THE EXERCISE:
Write out the listing below again, precisely as it is given.

DATA TO USE:
======
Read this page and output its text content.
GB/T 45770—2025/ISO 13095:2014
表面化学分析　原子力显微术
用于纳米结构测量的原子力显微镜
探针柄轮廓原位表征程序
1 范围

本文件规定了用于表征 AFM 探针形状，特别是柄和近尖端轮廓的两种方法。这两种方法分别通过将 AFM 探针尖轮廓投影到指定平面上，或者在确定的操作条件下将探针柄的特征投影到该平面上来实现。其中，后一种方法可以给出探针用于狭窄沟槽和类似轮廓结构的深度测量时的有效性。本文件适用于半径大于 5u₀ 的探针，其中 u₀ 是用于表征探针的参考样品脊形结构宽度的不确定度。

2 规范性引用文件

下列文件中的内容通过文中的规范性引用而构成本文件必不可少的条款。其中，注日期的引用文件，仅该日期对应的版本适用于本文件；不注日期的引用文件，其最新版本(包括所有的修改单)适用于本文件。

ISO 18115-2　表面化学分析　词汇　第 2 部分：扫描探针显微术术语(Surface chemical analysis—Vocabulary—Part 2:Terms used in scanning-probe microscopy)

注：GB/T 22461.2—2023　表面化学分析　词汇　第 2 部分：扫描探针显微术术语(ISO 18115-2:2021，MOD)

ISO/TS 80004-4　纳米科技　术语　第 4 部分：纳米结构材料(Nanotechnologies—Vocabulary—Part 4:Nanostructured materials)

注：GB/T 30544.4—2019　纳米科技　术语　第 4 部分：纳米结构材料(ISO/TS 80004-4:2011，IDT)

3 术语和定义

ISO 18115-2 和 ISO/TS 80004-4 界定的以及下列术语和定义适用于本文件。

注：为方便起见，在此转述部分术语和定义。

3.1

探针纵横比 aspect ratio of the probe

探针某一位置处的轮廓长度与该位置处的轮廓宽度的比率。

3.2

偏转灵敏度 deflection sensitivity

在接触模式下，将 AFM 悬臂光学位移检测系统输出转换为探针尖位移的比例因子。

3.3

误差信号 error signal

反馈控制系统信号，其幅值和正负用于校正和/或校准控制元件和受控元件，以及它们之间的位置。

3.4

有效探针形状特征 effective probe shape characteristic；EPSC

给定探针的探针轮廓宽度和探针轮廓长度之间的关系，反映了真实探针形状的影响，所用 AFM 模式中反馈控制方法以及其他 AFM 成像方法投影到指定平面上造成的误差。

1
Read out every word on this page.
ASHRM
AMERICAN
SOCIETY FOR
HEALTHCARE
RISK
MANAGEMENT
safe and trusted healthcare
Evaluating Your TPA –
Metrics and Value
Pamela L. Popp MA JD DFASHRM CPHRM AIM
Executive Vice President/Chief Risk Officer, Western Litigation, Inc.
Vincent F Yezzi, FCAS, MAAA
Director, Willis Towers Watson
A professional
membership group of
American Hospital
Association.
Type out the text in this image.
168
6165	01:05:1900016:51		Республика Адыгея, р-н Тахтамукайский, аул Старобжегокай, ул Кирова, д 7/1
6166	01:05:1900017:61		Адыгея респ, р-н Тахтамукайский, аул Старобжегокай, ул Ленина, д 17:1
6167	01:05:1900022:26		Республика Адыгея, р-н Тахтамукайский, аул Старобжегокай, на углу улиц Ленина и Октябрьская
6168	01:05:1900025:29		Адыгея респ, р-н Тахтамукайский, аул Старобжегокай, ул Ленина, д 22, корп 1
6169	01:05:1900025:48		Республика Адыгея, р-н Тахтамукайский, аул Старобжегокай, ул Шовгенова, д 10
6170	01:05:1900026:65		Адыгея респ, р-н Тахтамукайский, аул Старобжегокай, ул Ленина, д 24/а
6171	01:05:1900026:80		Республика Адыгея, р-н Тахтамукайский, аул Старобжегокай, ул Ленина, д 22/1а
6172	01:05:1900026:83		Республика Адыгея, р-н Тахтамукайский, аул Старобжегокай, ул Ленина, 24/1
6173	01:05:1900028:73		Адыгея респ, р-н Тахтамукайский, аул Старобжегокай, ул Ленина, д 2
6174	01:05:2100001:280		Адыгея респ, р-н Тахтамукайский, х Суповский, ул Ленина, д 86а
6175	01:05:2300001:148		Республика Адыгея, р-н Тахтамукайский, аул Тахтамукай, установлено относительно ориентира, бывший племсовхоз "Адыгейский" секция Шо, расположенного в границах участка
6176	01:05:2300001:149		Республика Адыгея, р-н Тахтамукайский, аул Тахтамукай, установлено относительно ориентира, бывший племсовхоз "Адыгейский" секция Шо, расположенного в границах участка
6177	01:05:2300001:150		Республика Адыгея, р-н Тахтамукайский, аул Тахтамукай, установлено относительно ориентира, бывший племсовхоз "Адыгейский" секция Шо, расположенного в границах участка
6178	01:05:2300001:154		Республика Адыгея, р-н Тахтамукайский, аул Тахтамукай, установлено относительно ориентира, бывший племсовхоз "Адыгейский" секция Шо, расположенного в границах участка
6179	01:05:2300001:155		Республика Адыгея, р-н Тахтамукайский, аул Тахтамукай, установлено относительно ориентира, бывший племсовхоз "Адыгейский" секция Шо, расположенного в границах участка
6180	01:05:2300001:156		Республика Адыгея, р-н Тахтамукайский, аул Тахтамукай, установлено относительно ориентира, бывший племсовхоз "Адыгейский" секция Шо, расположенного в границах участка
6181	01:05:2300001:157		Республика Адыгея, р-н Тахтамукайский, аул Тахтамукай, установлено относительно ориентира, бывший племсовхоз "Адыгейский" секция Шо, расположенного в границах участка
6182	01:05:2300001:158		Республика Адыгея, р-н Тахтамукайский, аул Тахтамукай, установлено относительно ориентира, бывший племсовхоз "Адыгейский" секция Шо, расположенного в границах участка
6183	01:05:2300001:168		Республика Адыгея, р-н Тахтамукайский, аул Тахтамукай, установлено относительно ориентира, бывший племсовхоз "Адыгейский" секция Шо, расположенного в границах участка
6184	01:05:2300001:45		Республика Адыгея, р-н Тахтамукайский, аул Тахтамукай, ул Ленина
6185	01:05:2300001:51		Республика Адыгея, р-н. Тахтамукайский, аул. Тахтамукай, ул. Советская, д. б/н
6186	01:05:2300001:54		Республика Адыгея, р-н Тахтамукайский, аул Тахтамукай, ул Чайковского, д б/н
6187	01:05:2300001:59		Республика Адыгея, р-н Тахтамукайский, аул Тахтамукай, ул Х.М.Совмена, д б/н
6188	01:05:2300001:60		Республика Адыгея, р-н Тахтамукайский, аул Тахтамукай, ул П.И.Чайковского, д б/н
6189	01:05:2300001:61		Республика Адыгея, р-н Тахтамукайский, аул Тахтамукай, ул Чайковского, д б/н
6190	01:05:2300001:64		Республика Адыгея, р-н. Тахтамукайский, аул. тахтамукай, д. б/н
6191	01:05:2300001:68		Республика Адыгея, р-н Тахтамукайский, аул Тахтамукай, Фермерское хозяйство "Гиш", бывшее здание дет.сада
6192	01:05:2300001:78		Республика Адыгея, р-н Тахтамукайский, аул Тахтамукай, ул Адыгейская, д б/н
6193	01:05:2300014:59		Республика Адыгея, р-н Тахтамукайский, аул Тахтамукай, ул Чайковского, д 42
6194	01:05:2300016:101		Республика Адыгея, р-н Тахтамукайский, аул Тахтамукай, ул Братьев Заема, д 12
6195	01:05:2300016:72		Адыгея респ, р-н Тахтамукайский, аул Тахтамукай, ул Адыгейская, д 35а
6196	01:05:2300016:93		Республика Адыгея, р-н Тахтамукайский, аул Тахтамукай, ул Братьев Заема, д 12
======
EXERCISE RESULT:
Read this page and output its text content.
GB/T 45770—2025/ISO 13095:2014
表面化学分析　原子力显微术
用于纳米结构测量的原子力显微镜
探针柄轮廓原位表征程序
1 范围

本文件规定了用于表征 AFM 探针形状，特别是柄和近尖端轮廓的两种方法。这两种方法分别通过将 AFM 探针尖轮廓投影到指定平面上，或者在确定的操作条件下将探针柄的特征投影到该平面上来实现。其中，后一种方法可以给出探针用于狭窄沟槽和类似轮廓结构的深度测量时的有效性。本文件适用于半径大于 5u₀ 的探针，其中 u₀ 是用于表征探针的参考样品脊形结构宽度的不确定度。

2 规范性引用文件

下列文件中的内容通过文中的规范性引用而构成本文件必不可少的条款。其中，注日期的引用文件，仅该日期对应的版本适用于本文件；不注日期的引用文件，其最新版本(包括所有的修改单)适用于本文件。

ISO 18115-2　表面化学分析　词汇　第 2 部分：扫描探针显微术术语(Surface chemical analysis—Vocabulary—Part 2:Terms used in scanning-probe microscopy)

注：GB/T 22461.2—2023　表面化学分析　词汇　第 2 部分：扫描探针显微术术语(ISO 18115-2:2021，MOD)

ISO/TS 80004-4　纳米科技　术语　第 4 部分：纳米结构材料(Nanotechnologies—Vocabulary—Part 4:Nanostructured materials)

注：GB/T 30544.4—2019　纳米科技　术语　第 4 部分：纳米结构材料(ISO/TS 80004-4:2011，IDT)

3 术语和定义

ISO 18115-2 和 ISO/TS 80004-4 界定的以及下列术语和定义适用于本文件。

注：为方便起见，在此转述部分术语和定义。

3.1

探针纵横比 aspect ratio of the probe

探针某一位置处的轮廓长度与该位置处的轮廓宽度的比率。

3.2

偏转灵敏度 deflection sensitivity

在接触模式下，将 AFM 悬臂光学位移检测系统输出转换为探针尖位移的比例因子。

3.3

误差信号 error signal

反馈控制系统信号，其幅值和正负用于校正和/或校准控制元件和受控元件，以及它们之间的位置。

3.4

有效探针形状特征 effective probe shape characteristic；EPSC

给定探针的探针轮廓宽度和探针轮廓长度之间的关系，反映了真实探针形状的影响，所用 AFM 模式中反馈控制方法以及其他 AFM 成像方法投影到指定平面上造成的误差。

1
Read out every word on this page.
ASHRM
AMERICAN
SOCIETY FOR
HEALTHCARE
RISK
MANAGEMENT
safe and trusted healthcare
Evaluating Your TPA –
Metrics and Value
Pamela L. Popp MA JD DFASHRM CPHRM AIM
Executive Vice President/Chief Risk Officer, Western Litigation, Inc.
Vincent F Yezzi, FCAS, MAAA
Director, Willis Towers Watson
A professional
membership group of
American Hospital
Association.
Type out the text in this image.
168
6165	01:05:1900016:51		Республика Адыгея, р-н Тахтамукайский, аул Старобжегокай, ул Кирова, д 7/1
6166	01:05:1900017:61		Адыгея респ, р-н Тахтамукайский, аул Старобжегокай, ул Ленина, д 17:1
6167	01:05:1900022:26		Республика Адыгея, р-н Тахтамукайский, аул Старобжегокай, на углу улиц Ленина и Октябрьская
6168	01:05:1900025:29		Адыгея респ, р-н Тахтамукайский, аул Старобжегокай, ул Ленина, д 22, корп 1
6169	01:05:1900025:48		Республика Адыгея, р-н Тахтамукайский, аул Старобжегокай, ул Шовгенова, д 10
6170	01:05:1900026:65		Адыгея респ, р-н Тахтамукайский, аул Старобжегокай, ул Ленина, д 24/а
6171	01:05:1900026:80		Республика Адыгея, р-н Тахтамукайский, аул Старобжегокай, ул Ленина, д 22/1а
6172	01:05:1900026:83		Республика Адыгея, р-н Тахтамукайский, аул Старобжегокай, ул Ленина, 24/1
6173	01:05:1900028:73		Адыгея респ, р-н Тахтамукайский, аул Старобжегокай, ул Ленина, д 2
6174	01:05:2100001:280		Адыгея респ, р-н Тахтамукайский, х Суповский, ул Ленина, д 86а
6175	01:05:2300001:148		Республика Адыгея, р-н Тахтамукайский, аул Тахтамукай, установлено относительно ориентира, бывший племсовхоз "Адыгейский" секция Шо, расположенного в границах участка
6176	01:05:2300001:149		Республика Адыгея, р-н Тахтамукайский, аул Тахтамукай, установлено относительно ориентира, бывший племсовхоз "Адыгейский" секция Шо, расположенного в границах участка
6177	01:05:2300001:150		Республика Адыгея, р-н Тахтамукайский, аул Тахтамукай, установлено относительно ориентира, бывший племсовхоз "Адыгейский" секция Шо, расположенного в границах участка
6178	01:05:2300001:154		Республика Адыгея, р-н Тахтамукайский, аул Тахтамукай, установлено относительно ориентира, бывший племсовхоз "Адыгейский" секция Шо, расположенного в границах участка
6179	01:05:2300001:155		Республика Адыгея, р-н Тахтамукайский, аул Тахтамукай, установлено относительно ориентира, бывший племсовхоз "Адыгейский" секция Шо, расположенного в границах участка
6180	01:05:2300001:156		Республика Адыгея, р-н Тахтамукайский, аул Тахтамукай, установлено относительно ориентира, бывший племсовхоз "Адыгейский" секция Шо, расположенного в границах участка
6181	01:05:2300001:157		Республика Адыгея, р-н Тахтамукайский, аул Тахтамукай, установлено относительно ориентира, бывший племсовхоз "Адыгейский" секция Шо, расположенного в границах участка
6182	01:05:2300001:158		Республика Адыгея, р-н Тахтамукайский, аул Тахтамукай, установлено относительно ориентира, бывший племсовхоз "Адыгейский" секция Шо, расположенного в границах участка
6183	01:05:2300001:168		Республика Адыгея, р-н Тахтамукайский, аул Тахтамукай, установлено относительно ориентира, бывший племсовхоз "Адыгейский" секция Шо, расположенного в границах участка
6184	01:05:2300001:45		Республика Адыгея, р-н Тахтамукайский, аул Тахтамукай, ул Ленина
6185	01:05:2300001:51		Республика Адыгея, р-н. Тахтамукайский, аул. Тахтамукай, ул. Советская, д. б/н
6186	01:05:2300001:54		Республика Адыгея, р-н Тахтамукайский, аул Тахтамукай, ул Чайковского, д б/н
6187	01:05:2300001:59		Республика Адыгея, р-н Тахтамукайский, аул Тахтамукай, ул Х.М.Совмена, д б/н
6188	01:05:2300001:60		Республика Адыгея, р-н Тахтамукайский, аул Тахтамукай, ул П.И.Чайковского, д б/н
6189	01:05:2300001:61		Республика Адыгея, р-н Тахтамукайский, аул Тахтамукай, ул Чайковского, д б/н
6190	01:05:2300001:64		Республика Адыгея, р-н. Тахтамукайский, аул. тахтамукай, д. б/н
6191	01:05:2300001:68		Республика Адыгея, р-н Тахтамукайский, аул Тахтамукай, Фермерское хозяйство "Гиш", бывшее здание дет.сада
6192	01:05:2300001:78		Республика Адыгея, р-н Тахтамукайский, аул Тахтамукай, ул Адыгейская, д б/н
6193	01:05:2300014:59		Республика Адыгея, р-н Тахтамукайский, аул Тахтамукай, ул Чайковского, д 42
6194	01:05:2300016:101		Республика Адыгея, р-н Тахтамукайский, аул Тахтамукай, ул Братьев Заема, д 12
6195	01:05:2300016:72		Адыгея респ, р-н Тахтамукайский, аул Тахтамукай, ул Адыгейская, д 35а
6196	01:05:2300016:93		Республика Адыгея, р-н Тахтамукайский, аул Тахтамукай, ул Братьев Заема, д 12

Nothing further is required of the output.